▶ Exercise task
Repeat the records below exactly.

▶ Provided data
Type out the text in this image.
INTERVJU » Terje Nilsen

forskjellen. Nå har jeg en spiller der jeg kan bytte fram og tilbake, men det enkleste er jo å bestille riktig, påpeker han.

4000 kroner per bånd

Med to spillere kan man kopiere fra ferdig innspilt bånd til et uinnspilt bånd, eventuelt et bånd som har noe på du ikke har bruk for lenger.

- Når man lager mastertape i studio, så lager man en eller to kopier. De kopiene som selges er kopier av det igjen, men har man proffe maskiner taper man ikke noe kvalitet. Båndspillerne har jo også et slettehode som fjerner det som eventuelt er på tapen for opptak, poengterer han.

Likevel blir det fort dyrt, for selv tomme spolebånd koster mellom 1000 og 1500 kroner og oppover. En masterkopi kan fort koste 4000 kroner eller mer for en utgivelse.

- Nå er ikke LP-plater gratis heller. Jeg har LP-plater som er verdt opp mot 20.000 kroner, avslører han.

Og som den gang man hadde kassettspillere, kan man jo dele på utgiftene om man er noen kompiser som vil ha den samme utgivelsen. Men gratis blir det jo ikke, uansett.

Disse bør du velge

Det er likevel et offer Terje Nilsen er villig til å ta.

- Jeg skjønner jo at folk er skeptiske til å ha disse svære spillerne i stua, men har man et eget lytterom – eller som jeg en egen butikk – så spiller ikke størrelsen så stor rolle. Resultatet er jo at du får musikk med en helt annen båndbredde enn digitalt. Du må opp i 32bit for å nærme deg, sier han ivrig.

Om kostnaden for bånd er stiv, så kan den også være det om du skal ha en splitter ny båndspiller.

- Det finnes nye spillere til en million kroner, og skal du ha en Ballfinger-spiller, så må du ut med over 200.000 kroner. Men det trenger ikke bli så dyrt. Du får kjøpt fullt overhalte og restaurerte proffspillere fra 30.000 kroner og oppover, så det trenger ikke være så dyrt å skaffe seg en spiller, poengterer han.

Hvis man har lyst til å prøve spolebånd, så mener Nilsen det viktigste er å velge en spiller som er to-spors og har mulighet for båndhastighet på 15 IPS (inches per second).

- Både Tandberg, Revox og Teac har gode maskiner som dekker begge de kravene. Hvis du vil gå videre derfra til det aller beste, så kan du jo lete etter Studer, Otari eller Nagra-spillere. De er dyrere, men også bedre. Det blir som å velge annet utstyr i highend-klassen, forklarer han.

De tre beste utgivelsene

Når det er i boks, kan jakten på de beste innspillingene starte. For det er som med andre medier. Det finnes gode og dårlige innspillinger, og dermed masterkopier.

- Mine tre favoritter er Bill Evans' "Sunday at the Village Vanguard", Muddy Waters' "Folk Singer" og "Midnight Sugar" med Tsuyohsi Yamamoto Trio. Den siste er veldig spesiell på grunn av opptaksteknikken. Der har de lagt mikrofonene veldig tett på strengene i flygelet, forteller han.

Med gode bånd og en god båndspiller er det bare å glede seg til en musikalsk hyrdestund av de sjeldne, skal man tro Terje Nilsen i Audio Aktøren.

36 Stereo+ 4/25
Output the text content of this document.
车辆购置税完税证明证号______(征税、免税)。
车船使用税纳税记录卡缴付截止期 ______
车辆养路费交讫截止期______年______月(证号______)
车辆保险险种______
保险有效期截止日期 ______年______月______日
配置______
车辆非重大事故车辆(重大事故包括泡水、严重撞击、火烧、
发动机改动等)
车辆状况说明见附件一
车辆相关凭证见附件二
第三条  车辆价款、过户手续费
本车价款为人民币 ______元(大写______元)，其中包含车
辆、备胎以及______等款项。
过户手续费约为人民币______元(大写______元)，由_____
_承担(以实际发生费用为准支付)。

▶ Answer to the problem
Type out the text in this image.
INTERVJU » Terje Nilsen

forskjellen. Nå har jeg en spiller der jeg kan bytte fram og tilbake, men det enkleste er jo å bestille riktig, påpeker han.

4000 kroner per bånd

Med to spillere kan man kopiere fra ferdig innspilt bånd til et uinnspilt bånd, eventuelt et bånd som har noe på du ikke har bruk for lenger.

- Når man lager mastertape i studio, så lager man en eller to kopier. De kopiene som selges er kopier av det igjen, men har man proffe maskiner taper man ikke noe kvalitet. Båndspillerne har jo også et slettehode som fjerner det som eventuelt er på tapen for opptak, poengterer han.

Likevel blir det fort dyrt, for selv tomme spolebånd koster mellom 1000 og 1500 kroner og oppover. En masterkopi kan fort koste 4000 kroner eller mer for en utgivelse.

- Nå er ikke LP-plater gratis heller. Jeg har LP-plater som er verdt opp mot 20.000 kroner, avslører han.

Og som den gang man hadde kassettspillere, kan man jo dele på utgiftene om man er noen kompiser som vil ha den samme utgivelsen. Men gratis blir det jo ikke, uansett.

Disse bør du velge

Det er likevel et offer Terje Nilsen er villig til å ta.

- Jeg skjønner jo at folk er skeptiske til å ha disse svære spillerne i stua, men har man et eget lytterom – eller som jeg en egen butikk – så spiller ikke størrelsen så stor rolle. Resultatet er jo at du får musikk med en helt annen båndbredde enn digitalt. Du må opp i 32bit for å nærme deg, sier han ivrig.

Om kostnaden for bånd er stiv, så kan den også være det om du skal ha en splitter ny båndspiller.

- Det finnes nye spillere til en million kroner, og skal du ha en Ballfinger-spiller, så må du ut med over 200.000 kroner. Men det trenger ikke bli så dyrt. Du får kjøpt fullt overhalte og restaurerte proffspillere fra 30.000 kroner og oppover, så det trenger ikke være så dyrt å skaffe seg en spiller, poengterer han.

Hvis man har lyst til å prøve spolebånd, så mener Nilsen det viktigste er å velge en spiller som er to-spors og har mulighet for båndhastighet på 15 IPS (inches per second).

- Både Tandberg, Revox og Teac har gode maskiner som dekker begge de kravene. Hvis du vil gå videre derfra til det aller beste, så kan du jo lete etter Studer, Otari eller Nagra-spillere. De er dyrere, men også bedre. Det blir som å velge annet utstyr i highend-klassen, forklarer han.

De tre beste utgivelsene

Når det er i boks, kan jakten på de beste innspillingene starte. For det er som med andre medier. Det finnes gode og dårlige innspillinger, og dermed masterkopier.

- Mine tre favoritter er Bill Evans' "Sunday at the Village Vanguard", Muddy Waters' "Folk Singer" og "Midnight Sugar" med Tsuyohsi Yamamoto Trio. Den siste er veldig spesiell på grunn av opptaksteknikken. Der har de lagt mikrofonene veldig tett på strengene i flygelet, forteller han.

Med gode bånd og en god båndspiller er det bare å glede seg til en musikalsk hyrdestund av de sjeldne, skal man tro Terje Nilsen i Audio Aktøren.

36 Stereo+ 4/25
Output the text content of this document.
车辆购置税完税证明证号______(征税、免税)。
车船使用税纳税记录卡缴付截止期 ______
车辆养路费交讫截止期______年______月(证号______)
车辆保险险种______
保险有效期截止日期 ______年______月______日
配置______
车辆非重大事故车辆(重大事故包括泡水、严重撞击、火烧、
发动机改动等)
车辆状况说明见附件一
车辆相关凭证见附件二
第三条  车辆价款、过户手续费
本车价款为人民币 ______元(大写______元)，其中包含车
辆、备胎以及______等款项。
过户手续费约为人民币______元(大写______元)，由_____
_承担(以实际发生费用为准支付)。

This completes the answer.